# Problem
Go through the records and extract every line with the word "name".

# Available records
----

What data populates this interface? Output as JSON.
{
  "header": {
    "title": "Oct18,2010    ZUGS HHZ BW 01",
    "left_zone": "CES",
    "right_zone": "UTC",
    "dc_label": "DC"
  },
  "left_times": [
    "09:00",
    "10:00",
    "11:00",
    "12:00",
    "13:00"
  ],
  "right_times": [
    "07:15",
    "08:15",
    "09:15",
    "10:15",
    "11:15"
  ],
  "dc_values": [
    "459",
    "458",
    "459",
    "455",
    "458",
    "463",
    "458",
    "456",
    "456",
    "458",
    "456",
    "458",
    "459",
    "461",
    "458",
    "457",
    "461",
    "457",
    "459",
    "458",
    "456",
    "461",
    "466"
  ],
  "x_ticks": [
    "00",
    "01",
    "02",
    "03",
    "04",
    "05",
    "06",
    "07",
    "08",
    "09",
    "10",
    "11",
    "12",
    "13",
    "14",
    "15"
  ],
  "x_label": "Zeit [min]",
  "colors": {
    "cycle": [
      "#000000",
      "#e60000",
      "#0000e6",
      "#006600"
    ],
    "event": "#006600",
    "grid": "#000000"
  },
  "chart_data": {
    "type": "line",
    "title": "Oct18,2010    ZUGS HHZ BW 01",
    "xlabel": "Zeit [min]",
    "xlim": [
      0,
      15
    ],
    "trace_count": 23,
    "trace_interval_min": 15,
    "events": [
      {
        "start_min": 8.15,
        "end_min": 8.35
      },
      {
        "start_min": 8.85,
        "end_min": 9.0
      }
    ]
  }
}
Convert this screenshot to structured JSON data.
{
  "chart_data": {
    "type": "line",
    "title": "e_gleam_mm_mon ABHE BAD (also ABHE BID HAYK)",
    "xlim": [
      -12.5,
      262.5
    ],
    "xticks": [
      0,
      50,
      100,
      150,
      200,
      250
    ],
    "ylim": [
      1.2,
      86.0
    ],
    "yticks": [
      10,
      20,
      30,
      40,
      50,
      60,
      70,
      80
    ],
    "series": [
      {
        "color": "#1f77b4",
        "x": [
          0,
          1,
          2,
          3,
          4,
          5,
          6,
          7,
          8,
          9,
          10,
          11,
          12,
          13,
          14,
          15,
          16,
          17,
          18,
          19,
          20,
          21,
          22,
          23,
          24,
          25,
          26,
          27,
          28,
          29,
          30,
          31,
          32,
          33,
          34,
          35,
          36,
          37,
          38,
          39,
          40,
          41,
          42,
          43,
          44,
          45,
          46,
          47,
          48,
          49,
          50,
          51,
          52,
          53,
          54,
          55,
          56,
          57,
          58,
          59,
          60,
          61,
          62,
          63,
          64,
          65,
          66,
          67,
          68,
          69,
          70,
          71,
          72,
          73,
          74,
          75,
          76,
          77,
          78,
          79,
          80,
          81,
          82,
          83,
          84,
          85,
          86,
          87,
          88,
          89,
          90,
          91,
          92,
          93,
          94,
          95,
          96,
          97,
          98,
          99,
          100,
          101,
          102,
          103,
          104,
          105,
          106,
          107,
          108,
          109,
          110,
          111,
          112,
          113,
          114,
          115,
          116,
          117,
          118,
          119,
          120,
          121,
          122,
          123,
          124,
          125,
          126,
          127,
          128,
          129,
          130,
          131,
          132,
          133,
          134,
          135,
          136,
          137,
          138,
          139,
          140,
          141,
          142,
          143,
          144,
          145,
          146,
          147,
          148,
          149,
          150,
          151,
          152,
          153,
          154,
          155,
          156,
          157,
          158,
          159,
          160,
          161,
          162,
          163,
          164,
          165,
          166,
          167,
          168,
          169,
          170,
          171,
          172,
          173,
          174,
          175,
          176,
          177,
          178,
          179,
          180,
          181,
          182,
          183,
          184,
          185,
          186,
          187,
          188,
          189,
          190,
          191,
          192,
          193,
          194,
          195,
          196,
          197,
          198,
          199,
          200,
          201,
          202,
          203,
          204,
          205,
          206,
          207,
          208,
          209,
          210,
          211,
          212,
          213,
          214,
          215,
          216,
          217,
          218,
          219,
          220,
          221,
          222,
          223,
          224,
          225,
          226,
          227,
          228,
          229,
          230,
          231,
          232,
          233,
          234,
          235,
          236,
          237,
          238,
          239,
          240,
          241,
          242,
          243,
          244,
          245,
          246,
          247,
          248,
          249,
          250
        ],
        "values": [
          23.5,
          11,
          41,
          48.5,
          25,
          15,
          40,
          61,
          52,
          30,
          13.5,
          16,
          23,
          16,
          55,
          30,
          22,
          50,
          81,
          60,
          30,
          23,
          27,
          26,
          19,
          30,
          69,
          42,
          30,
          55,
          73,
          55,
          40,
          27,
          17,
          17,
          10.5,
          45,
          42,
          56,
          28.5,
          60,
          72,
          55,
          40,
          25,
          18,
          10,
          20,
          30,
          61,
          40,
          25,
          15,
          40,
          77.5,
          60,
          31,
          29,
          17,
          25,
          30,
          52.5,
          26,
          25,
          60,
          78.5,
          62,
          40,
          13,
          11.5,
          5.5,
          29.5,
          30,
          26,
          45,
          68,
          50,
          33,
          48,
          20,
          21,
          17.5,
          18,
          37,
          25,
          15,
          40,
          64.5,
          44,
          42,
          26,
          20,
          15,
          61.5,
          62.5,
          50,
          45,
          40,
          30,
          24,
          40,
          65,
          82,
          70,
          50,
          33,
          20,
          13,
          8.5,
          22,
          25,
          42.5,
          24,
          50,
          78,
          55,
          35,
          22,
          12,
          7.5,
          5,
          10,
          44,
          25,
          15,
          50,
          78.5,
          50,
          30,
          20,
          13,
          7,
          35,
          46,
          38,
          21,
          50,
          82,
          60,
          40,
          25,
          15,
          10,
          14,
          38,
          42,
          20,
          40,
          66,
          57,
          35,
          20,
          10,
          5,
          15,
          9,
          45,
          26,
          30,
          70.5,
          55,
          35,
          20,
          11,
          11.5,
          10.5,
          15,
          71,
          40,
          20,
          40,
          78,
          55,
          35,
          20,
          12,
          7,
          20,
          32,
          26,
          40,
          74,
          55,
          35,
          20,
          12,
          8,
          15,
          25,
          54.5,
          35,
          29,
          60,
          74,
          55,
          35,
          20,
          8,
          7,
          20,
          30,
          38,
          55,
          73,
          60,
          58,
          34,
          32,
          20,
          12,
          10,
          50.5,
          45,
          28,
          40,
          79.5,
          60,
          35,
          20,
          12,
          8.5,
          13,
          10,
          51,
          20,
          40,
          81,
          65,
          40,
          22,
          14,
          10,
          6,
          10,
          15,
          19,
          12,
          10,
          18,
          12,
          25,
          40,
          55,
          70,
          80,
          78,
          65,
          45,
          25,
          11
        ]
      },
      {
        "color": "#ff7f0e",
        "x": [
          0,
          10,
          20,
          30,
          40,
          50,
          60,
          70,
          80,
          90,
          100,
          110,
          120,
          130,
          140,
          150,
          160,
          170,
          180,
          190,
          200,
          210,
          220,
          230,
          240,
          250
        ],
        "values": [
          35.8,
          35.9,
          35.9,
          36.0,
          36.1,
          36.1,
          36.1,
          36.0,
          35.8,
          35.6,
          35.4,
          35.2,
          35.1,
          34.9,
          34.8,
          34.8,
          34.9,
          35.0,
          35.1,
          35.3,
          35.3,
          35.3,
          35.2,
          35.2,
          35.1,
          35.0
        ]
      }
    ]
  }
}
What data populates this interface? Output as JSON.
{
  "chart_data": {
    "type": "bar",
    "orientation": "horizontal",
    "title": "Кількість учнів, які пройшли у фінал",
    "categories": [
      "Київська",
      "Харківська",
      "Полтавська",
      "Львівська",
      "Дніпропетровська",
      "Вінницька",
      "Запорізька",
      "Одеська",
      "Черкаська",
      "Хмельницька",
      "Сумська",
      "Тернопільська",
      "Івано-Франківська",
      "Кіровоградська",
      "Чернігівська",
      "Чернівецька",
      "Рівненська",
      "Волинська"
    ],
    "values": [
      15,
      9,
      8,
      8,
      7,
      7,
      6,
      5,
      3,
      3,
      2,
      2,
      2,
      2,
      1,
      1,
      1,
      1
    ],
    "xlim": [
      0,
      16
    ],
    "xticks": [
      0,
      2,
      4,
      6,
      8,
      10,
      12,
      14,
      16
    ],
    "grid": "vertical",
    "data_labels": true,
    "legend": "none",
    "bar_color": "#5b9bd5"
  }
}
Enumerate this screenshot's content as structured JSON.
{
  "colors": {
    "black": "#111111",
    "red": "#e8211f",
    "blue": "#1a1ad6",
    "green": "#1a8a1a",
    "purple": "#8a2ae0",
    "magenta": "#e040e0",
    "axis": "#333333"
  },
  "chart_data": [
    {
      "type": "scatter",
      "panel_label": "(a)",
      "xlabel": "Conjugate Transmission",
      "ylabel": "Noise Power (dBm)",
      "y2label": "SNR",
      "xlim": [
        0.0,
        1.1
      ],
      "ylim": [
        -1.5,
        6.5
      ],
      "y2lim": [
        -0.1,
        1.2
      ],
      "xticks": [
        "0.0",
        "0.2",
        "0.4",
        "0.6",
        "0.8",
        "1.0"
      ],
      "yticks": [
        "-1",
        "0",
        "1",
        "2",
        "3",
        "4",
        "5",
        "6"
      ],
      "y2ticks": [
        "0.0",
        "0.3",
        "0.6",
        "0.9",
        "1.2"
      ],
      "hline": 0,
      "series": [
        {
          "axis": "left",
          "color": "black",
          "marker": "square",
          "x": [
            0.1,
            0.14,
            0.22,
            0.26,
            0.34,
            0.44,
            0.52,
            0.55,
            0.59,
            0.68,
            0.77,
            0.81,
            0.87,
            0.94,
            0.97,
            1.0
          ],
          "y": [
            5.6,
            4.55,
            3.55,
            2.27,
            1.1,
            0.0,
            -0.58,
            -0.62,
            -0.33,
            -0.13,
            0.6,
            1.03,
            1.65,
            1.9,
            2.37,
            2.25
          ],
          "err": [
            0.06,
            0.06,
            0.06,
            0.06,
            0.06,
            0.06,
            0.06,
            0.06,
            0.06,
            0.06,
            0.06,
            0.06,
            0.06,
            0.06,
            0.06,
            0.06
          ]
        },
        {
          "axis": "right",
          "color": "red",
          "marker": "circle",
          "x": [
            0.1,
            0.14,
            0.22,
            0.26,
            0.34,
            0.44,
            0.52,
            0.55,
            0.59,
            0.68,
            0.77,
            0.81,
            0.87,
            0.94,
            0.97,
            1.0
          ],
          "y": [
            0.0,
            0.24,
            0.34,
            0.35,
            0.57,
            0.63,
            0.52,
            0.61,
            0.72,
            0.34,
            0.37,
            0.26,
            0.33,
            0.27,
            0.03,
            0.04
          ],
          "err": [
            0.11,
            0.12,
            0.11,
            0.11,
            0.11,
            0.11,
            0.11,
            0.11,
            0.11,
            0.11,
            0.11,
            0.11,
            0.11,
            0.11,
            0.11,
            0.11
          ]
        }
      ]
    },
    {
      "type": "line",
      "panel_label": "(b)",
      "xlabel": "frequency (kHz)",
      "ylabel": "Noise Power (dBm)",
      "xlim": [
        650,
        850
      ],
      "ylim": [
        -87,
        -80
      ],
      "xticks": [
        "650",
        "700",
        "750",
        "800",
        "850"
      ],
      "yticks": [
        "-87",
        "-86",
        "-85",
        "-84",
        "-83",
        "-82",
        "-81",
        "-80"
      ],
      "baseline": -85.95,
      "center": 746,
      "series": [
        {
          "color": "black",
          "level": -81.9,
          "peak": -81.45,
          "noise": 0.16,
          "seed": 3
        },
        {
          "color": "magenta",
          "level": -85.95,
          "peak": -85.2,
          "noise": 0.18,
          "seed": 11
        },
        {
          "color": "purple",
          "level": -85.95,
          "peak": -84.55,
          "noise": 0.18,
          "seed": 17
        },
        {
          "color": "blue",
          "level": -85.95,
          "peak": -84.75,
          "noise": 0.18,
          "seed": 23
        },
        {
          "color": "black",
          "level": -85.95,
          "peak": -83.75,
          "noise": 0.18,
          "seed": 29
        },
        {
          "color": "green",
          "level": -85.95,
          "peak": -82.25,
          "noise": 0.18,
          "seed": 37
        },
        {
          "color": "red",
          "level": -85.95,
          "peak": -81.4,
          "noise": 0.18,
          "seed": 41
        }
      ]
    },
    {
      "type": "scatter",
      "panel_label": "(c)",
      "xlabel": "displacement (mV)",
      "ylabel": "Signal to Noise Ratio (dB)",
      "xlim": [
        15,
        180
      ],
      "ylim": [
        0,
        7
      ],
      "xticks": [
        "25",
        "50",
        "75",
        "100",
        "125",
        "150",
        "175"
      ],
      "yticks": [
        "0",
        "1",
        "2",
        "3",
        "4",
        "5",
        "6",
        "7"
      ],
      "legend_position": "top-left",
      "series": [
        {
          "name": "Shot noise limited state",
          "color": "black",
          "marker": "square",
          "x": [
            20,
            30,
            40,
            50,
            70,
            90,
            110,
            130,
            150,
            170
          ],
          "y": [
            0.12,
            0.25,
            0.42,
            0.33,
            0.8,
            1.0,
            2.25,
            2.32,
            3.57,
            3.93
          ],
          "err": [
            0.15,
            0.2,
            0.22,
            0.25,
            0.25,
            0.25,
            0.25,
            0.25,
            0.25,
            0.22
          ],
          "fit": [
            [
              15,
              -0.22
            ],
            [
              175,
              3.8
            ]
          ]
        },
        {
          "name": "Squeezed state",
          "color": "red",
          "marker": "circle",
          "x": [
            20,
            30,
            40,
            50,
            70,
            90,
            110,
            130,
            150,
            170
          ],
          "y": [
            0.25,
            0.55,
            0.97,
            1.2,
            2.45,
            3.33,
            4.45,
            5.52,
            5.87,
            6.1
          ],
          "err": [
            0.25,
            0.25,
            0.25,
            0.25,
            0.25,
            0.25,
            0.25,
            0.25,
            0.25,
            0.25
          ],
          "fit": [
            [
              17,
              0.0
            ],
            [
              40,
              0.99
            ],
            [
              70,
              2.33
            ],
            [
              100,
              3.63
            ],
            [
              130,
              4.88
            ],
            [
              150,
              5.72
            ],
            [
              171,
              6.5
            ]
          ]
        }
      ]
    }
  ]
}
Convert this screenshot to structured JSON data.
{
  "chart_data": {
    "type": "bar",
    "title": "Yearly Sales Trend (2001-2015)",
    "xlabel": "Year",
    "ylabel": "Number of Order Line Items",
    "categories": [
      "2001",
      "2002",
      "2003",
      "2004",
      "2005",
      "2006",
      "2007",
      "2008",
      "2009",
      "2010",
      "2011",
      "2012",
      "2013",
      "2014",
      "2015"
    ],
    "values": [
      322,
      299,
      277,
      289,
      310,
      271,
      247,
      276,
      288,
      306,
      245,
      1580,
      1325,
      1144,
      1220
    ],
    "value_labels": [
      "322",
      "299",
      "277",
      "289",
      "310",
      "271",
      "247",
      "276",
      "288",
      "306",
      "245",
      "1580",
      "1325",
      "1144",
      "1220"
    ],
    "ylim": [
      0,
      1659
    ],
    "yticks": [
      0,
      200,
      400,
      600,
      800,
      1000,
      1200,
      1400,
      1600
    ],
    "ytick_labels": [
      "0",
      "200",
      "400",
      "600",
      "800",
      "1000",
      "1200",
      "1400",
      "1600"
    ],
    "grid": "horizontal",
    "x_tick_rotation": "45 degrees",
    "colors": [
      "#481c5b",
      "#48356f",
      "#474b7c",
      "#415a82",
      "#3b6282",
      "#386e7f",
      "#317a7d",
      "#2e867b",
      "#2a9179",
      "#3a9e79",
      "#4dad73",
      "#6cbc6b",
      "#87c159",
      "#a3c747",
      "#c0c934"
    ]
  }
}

----

# Complete output
          "name": "Shot noise limited state",
          "name": "Squeezed state",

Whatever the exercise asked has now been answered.